--- Start of EXTRACTED MATERIAL ---

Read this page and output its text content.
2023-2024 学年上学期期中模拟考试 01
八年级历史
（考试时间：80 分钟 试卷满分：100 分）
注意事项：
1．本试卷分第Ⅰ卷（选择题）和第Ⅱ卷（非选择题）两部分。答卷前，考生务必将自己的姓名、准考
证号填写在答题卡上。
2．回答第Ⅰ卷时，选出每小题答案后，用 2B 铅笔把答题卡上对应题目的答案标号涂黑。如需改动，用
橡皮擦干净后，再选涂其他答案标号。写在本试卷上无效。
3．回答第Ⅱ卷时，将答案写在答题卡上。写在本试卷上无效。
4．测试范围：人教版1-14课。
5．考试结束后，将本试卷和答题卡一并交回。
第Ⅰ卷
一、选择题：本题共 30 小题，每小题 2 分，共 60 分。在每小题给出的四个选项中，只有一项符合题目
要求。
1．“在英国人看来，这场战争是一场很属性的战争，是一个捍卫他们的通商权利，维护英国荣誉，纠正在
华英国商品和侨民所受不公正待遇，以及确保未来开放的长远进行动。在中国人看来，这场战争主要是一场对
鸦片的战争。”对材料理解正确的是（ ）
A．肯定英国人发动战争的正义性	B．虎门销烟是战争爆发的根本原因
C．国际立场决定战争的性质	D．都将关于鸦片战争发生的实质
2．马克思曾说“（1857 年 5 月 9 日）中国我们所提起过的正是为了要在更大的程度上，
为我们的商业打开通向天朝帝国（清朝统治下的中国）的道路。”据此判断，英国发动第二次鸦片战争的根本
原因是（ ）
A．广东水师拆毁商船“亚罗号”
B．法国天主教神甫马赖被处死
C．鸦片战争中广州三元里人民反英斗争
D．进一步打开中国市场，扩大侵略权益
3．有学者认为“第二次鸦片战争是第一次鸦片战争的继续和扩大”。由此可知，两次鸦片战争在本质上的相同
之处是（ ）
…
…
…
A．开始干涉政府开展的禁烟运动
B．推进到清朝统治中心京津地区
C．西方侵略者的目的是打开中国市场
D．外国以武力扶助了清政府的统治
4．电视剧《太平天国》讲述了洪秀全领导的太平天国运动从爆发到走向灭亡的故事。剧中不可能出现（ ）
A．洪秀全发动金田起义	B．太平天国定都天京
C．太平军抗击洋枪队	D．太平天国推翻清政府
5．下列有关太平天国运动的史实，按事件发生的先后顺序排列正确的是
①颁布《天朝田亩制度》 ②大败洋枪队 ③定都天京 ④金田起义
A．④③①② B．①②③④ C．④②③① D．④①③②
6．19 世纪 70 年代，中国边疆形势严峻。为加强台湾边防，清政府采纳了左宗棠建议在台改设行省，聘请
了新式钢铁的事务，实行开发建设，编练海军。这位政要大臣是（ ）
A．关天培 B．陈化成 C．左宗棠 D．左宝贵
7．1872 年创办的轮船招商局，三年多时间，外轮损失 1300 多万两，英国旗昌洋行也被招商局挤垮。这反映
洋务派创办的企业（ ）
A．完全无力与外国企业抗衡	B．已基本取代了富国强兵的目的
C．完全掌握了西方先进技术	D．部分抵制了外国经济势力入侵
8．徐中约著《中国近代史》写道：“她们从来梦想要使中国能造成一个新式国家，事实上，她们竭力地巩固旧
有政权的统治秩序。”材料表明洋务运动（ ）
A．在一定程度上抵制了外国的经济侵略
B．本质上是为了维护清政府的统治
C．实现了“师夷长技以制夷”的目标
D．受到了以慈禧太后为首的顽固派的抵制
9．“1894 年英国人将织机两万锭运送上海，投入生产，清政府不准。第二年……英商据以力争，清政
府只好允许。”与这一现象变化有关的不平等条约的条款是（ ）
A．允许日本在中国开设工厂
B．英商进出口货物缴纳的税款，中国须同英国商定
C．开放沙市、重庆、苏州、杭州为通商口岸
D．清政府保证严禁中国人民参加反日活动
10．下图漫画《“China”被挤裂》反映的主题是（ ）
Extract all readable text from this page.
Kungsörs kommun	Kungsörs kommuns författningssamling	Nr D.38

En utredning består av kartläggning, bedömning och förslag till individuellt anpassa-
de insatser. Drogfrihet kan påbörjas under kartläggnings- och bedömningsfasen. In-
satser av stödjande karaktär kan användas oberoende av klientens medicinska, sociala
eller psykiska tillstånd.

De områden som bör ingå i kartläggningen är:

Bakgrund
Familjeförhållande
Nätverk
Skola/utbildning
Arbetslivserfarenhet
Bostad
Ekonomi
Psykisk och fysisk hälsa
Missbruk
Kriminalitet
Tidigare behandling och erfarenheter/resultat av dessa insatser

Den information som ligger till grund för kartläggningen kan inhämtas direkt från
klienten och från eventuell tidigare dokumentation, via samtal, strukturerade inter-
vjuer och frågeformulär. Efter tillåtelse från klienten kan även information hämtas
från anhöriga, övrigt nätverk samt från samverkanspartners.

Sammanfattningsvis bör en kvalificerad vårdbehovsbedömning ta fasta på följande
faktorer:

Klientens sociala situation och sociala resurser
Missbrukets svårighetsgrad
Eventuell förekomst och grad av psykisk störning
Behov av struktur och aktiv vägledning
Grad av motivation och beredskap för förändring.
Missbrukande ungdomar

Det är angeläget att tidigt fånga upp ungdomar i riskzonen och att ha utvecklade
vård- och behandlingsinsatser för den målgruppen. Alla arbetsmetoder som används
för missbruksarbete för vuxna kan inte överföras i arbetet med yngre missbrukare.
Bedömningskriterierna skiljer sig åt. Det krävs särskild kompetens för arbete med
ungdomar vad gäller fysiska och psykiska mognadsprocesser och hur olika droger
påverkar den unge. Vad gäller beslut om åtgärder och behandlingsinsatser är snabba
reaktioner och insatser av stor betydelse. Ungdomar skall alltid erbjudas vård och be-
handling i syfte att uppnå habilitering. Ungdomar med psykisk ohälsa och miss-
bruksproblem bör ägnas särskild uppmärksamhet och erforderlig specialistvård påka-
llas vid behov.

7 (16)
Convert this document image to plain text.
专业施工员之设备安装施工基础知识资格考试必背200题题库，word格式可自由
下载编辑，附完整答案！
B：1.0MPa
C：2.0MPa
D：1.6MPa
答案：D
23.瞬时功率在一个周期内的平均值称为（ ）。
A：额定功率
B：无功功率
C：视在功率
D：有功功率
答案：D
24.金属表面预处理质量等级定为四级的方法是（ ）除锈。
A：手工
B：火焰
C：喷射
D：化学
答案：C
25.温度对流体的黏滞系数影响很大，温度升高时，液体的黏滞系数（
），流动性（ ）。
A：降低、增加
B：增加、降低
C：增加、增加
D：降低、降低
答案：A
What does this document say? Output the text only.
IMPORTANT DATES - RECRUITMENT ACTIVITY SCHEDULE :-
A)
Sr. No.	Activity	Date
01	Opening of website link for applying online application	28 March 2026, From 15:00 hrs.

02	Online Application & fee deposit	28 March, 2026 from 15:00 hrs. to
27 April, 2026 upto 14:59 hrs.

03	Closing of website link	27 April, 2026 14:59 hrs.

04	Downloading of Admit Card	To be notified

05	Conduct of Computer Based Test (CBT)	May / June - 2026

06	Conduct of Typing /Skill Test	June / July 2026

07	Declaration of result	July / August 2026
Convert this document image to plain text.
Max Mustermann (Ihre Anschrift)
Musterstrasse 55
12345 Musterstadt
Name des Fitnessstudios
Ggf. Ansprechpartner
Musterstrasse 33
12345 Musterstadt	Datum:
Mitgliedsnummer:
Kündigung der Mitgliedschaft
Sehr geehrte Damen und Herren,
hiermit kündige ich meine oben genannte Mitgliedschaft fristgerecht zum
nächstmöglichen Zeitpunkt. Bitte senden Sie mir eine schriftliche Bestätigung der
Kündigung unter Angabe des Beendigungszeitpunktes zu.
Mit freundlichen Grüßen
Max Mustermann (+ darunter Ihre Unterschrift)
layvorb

--- End of EXTRACTED MATERIAL ---

# YOUR INSTRUCTIONS:
Each line in the data that holds the string "Mustermann" should be found and copied.

# WRITTEN ANSWER:
Max Mustermann (Ihre Anschrift)
Max Mustermann (+ darunter Ihre Unterschrift)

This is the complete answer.